*ENTRIES SUPPLIED*
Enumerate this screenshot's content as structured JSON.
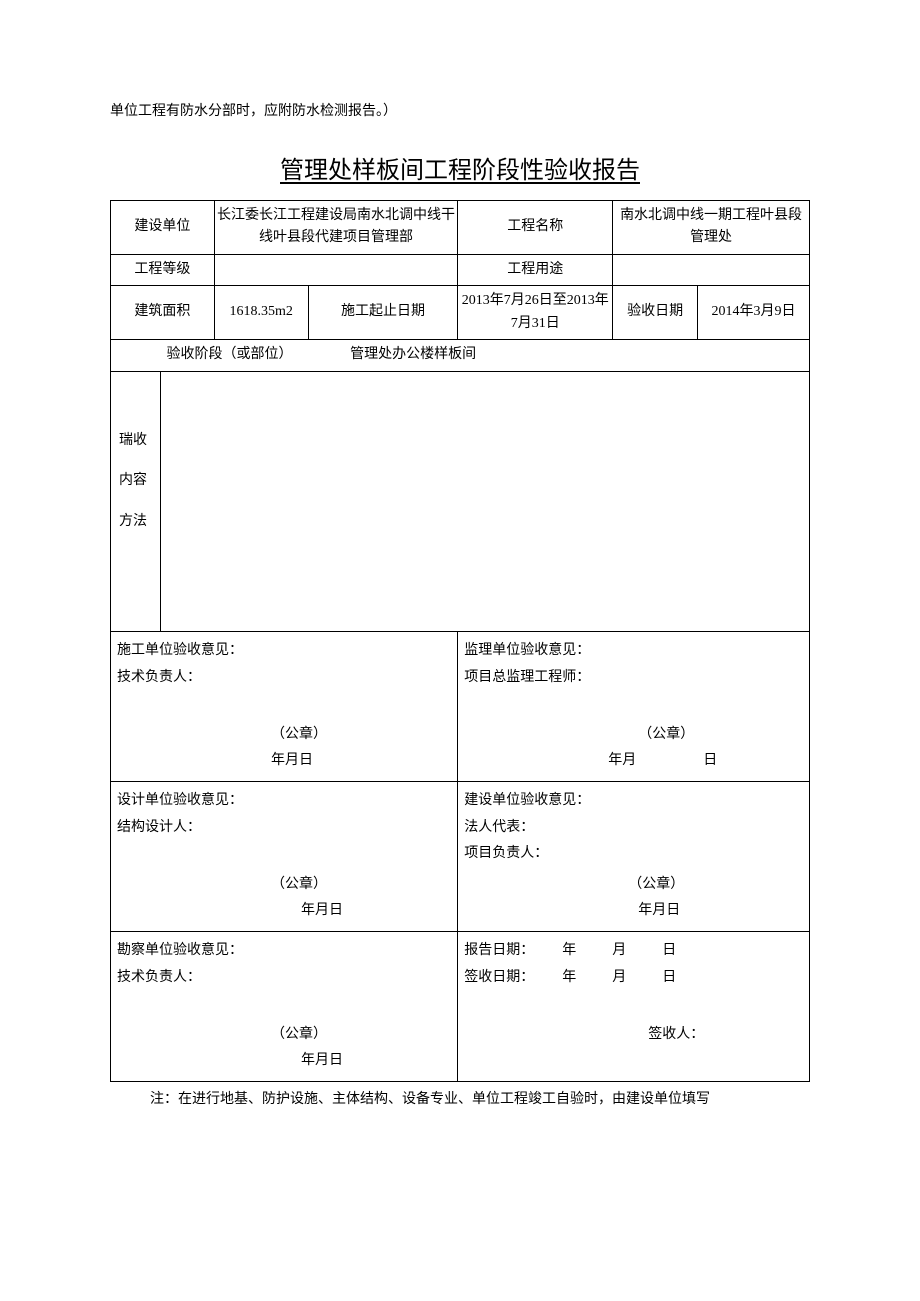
{
  "preamble": "单位工程有防水分部时，应附防水检测报告。）",
  "title": "管理处样板间工程阶段性验收报告",
  "header": {
    "row1": {
      "label1": "建设单位",
      "val1": "长江委长江工程建设局南水北调中线干线叶县段代建项目管理部",
      "label2": "工程名称",
      "val2": "南水北调中线一期工程叶县段管理处"
    },
    "row2": {
      "label1": "工程等级",
      "val1": "",
      "label2": "工程用途",
      "val2": ""
    },
    "row3": {
      "label1": "建筑面积",
      "val1": "1618.35m2",
      "label2": "施工起止日期",
      "val2": "2013年7月26日至2013年7月31日",
      "label3": "验收日期",
      "val3": "2014年3月9日"
    },
    "stage": {
      "label": "验收阶段（或部位）",
      "val": "管理处办公楼样板间"
    }
  },
  "content": {
    "line1": "瑞收",
    "line2": "内容",
    "line3": "方法"
  },
  "sig": {
    "construction": {
      "l1": "施工单位验收意见：",
      "l2": "技术负责人：",
      "seal": "（公章）",
      "date": "年月日"
    },
    "supervisor": {
      "l1": "监理单位验收意见：",
      "l2": "项目总监理工程师：",
      "seal": "（公章）",
      "date_ym": "年月",
      "date_d": "日"
    },
    "design": {
      "l1": "设计单位验收意见：",
      "l2": "结构设计人：",
      "seal": "（公章）",
      "date": "年月日"
    },
    "builder": {
      "l1": "建设单位验收意见：",
      "l2": "法人代表：",
      "l3": "项目负责人：",
      "seal": "（公章）",
      "date": "年月日"
    },
    "survey": {
      "l1": "勘察单位验收意见：",
      "l2": "技术负责人：",
      "seal": "（公章）",
      "date": "年月日"
    },
    "report": {
      "report_label": "报告日期：",
      "sign_label": "签收日期：",
      "y": "年",
      "m": "月",
      "d": "日",
      "recipient": "签收人："
    }
  },
  "note": "注：在进行地基、防护设施、主体结构、设备专业、单位工程竣工自验时，由建设单位填写"
}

*PROBLEM TO WORK ON*
Leave out the pictures and print each record exactly as it stands.

*WRITTEN RESPONSE*
Enumerate this screenshot's content as structured JSON.
{
  "preamble": "单位工程有防水分部时，应附防水检测报告。）",
  "title": "管理处样板间工程阶段性验收报告",
  "header": {
    "row1": {
      "label1": "建设单位",
      "val1": "长江委长江工程建设局南水北调中线干线叶县段代建项目管理部",
      "label2": "工程名称",
      "val2": "南水北调中线一期工程叶县段管理处"
    },
    "row2": {
      "label1": "工程等级",
      "val1": "",
      "label2": "工程用途",
      "val2": ""
    },
    "row3": {
      "label1": "建筑面积",
      "val1": "1618.35m2",
      "label2": "施工起止日期",
      "val2": "2013年7月26日至2013年7月31日",
      "label3": "验收日期",
      "val3": "2014年3月9日"
    },
    "stage": {
      "label": "验收阶段（或部位）",
      "val": "管理处办公楼样板间"
    }
  },
  "content": {
    "line1": "瑞收",
    "line2": "内容",
    "line3": "方法"
  },
  "sig": {
    "construction": {
      "l1": "施工单位验收意见：",
      "l2": "技术负责人：",
      "seal": "（公章）",
      "date": "年月日"
    },
    "supervisor": {
      "l1": "监理单位验收意见：",
      "l2": "项目总监理工程师：",
      "seal": "（公章）",
      "date_ym": "年月",
      "date_d": "日"
    },
    "design": {
      "l1": "设计单位验收意见：",
      "l2": "结构设计人：",
      "seal": "（公章）",
      "date": "年月日"
    },
    "builder": {
      "l1": "建设单位验收意见：",
      "l2": "法人代表：",
      "l3": "项目负责人：",
      "seal": "（公章）",
      "date": "年月日"
    },
    "survey": {
      "l1": "勘察单位验收意见：",
      "l2": "技术负责人：",
      "seal": "（公章）",
      "date": "年月日"
    },
    "report": {
      "report_label": "报告日期：",
      "sign_label": "签收日期：",
      "y": "年",
      "m": "月",
      "d": "日",
      "recipient": "签收人："
    }
  },
  "note": "注：在进行地基、防护设施、主体结构、设备专业、单位工程竣工自验时，由建设单位填写"
}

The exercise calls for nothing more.